» Recorded information:

==*==

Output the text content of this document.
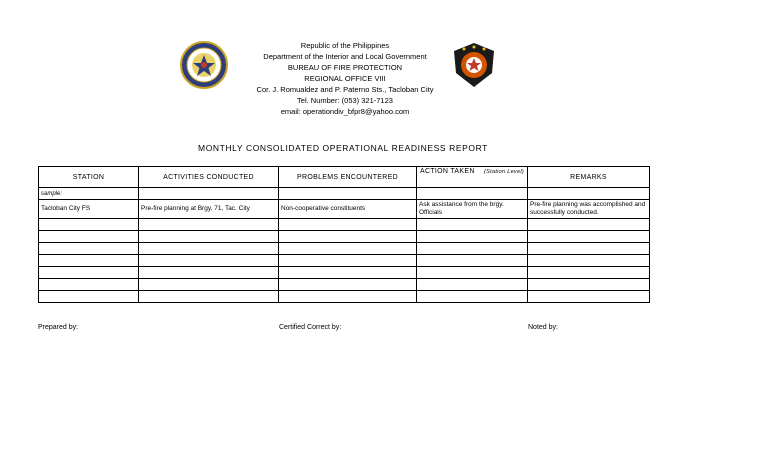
Republic of the Philippines
Department of the Interior and Local Government
BUREAU OF FIRE PROTECTION
REGIONAL OFFICE VIII
Cor. J. Romualdez and P. Paterno Sts., Tacloban City
Tel. Number: (053) 321-7123
email: operationdiv_bfpr8@yahoo.com
MONTHLY CONSOLIDATED OPERATIONAL READINESS REPORT
STATION	ACTIVITIES CONDUCTED	PROBLEMS ENCOUNTERED	ACTION TAKEN (Station Level)	REMARKS
sample:				
Tacloban City FS	Pre-fire planning at Brgy. 71, Tac. City	Non-cooperative constituents	Ask assistance from the brgy. Officials	Pre-fire planning was accomplished and successfully conducted.

Prepared by:	Certified Correct by:	Noted by:
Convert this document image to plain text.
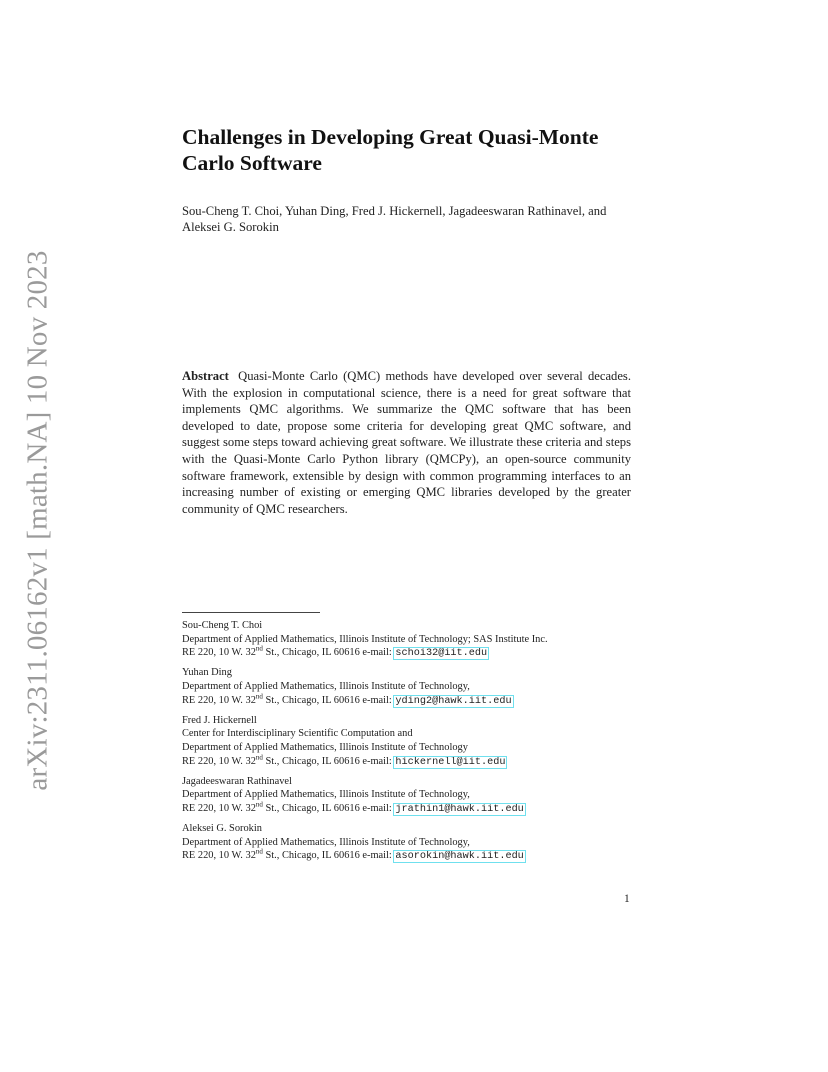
arXiv:2311.06162v1 [math.NA] 10 Nov 2023
Challenges in Developing Great Quasi-Monte Carlo Software

Sou-Cheng T. Choi, Yuhan Ding, Fred J. Hickernell, Jagadeeswaran Rathinavel, and
Aleksei G. Sorokin

Abstract Quasi-Monte Carlo (QMC) methods have developed over several decades. With the explosion in computational science, there is a need for great software that implements QMC algorithms. We summarize the QMC software that has been developed to date, propose some criteria for developing great QMC software, and suggest some steps toward achieving great software. We illustrate these criteria and steps with the Quasi-Monte Carlo Python library (QMCPy), an open-source community software framework, extensible by design with common programming interfaces to an increasing number of existing or emerging QMC libraries developed by the greater community of QMC researchers.

Sou-Cheng T. Choi
Department of Applied Mathematics, Illinois Institute of Technology; SAS Institute Inc.
RE 220, 10 W. 32nd St., Chicago, IL 60616 e-mail: schoi32@iit.edu
Yuhan Ding
Department of Applied Mathematics, Illinois Institute of Technology,
RE 220, 10 W. 32nd St., Chicago, IL 60616 e-mail: yding2@hawk.iit.edu
Fred J. Hickernell
Center for Interdisciplinary Scientific Computation and
Department of Applied Mathematics, Illinois Institute of Technology
RE 220, 10 W. 32nd St., Chicago, IL 60616 e-mail: hickernell@iit.edu
Jagadeeswaran Rathinavel
Department of Applied Mathematics, Illinois Institute of Technology,
RE 220, 10 W. 32nd St., Chicago, IL 60616 e-mail: jrathin1@hawk.iit.edu
Aleksei G. Sorokin
Department of Applied Mathematics, Illinois Institute of Technology,
RE 220, 10 W. 32nd St., Chicago, IL 60616 e-mail: asorokin@hawk.iit.edu
1
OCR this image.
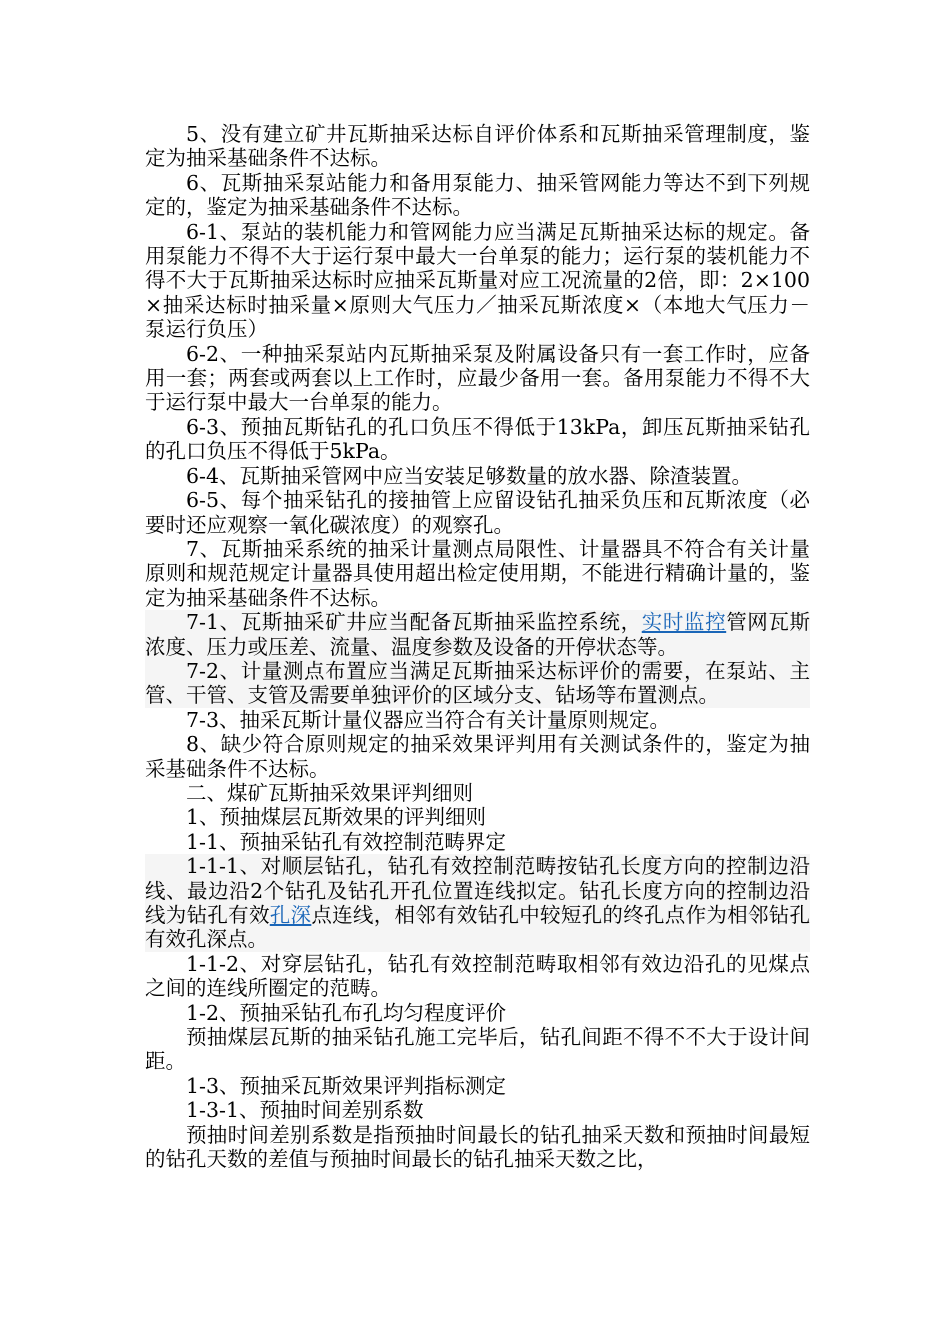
5、没有建立矿井瓦斯抽采达标自评价体系和瓦斯抽采管理制度，鉴定为抽采基础条件不达标。

6、瓦斯抽采泵站能力和备用泵能力、抽采管网能力等达不到下列规定的，鉴定为抽采基础条件不达标。

6-1、泵站的装机能力和管网能力应当满足瓦斯抽采达标的规定。备用泵能力不得不大于运行泵中最大一台单泵的能力；运行泵的装机能力不得不大于瓦斯抽采达标时应抽采瓦斯量对应工况流量的2倍，即：2×100×抽采达标时抽采量×原则大气压力／抽采瓦斯浓度×（本地大气压力－泵运行负压）

6-2、一种抽采泵站内瓦斯抽采泵及附属设备只有一套工作时，应备用一套；两套或两套以上工作时，应最少备用一套。备用泵能力不得不大于运行泵中最大一台单泵的能力。

6-3、预抽瓦斯钻孔的孔口负压不得低于13kPa，卸压瓦斯抽采钻孔的孔口负压不得低于5kPa。

6-4、瓦斯抽采管网中应当安装足够数量的放水器、除渣装置。

6-5、每个抽采钻孔的接抽管上应留设钻孔抽采负压和瓦斯浓度（必要时还应观察一氧化碳浓度）的观察孔。

7、瓦斯抽采系统的抽采计量测点局限性、计量器具不符合有关计量原则和规范规定计量器具使用超出检定使用期，不能进行精确计量的，鉴定为抽采基础条件不达标。

7-1、瓦斯抽采矿井应当配备瓦斯抽采监控系统，实时监控管网瓦斯浓度、压力或压差、流量、温度参数及设备的开停状态等。

7-2、计量测点布置应当满足瓦斯抽采达标评价的需要，在泵站、主管、干管、支管及需要单独评价的区域分支、钻场等布置测点。

7-3、抽采瓦斯计量仪器应当符合有关计量原则规定。

8、缺少符合原则规定的抽采效果评判用有关测试条件的，鉴定为抽采基础条件不达标。

二、煤矿瓦斯抽采效果评判细则

1、预抽煤层瓦斯效果的评判细则

1-1、预抽采钻孔有效控制范畴界定

1-1-1、对顺层钻孔，钻孔有效控制范畴按钻孔长度方向的控制边沿线、最边沿2个钻孔及钻孔开孔位置连线拟定。钻孔长度方向的控制边沿线为钻孔有效孔深点连线，相邻有效钻孔中较短孔的终孔点作为相邻钻孔有效孔深点。

1-1-2、对穿层钻孔，钻孔有效控制范畴取相邻有效边沿孔的见煤点之间的连线所圈定的范畴。

1-2、预抽采钻孔布孔均匀程度评价

预抽煤层瓦斯的抽采钻孔施工完毕后，钻孔间距不得不不大于设计间距。

1-3、预抽采瓦斯效果评判指标测定

1-3-1、预抽时间差别系数

预抽时间差别系数是指预抽时间最长的钻孔抽采天数和预抽时间最短的钻孔天数的差值与预抽时间最长的钻孔抽采天数之比，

==*==

Write only the number of lines that include "Chicago".

5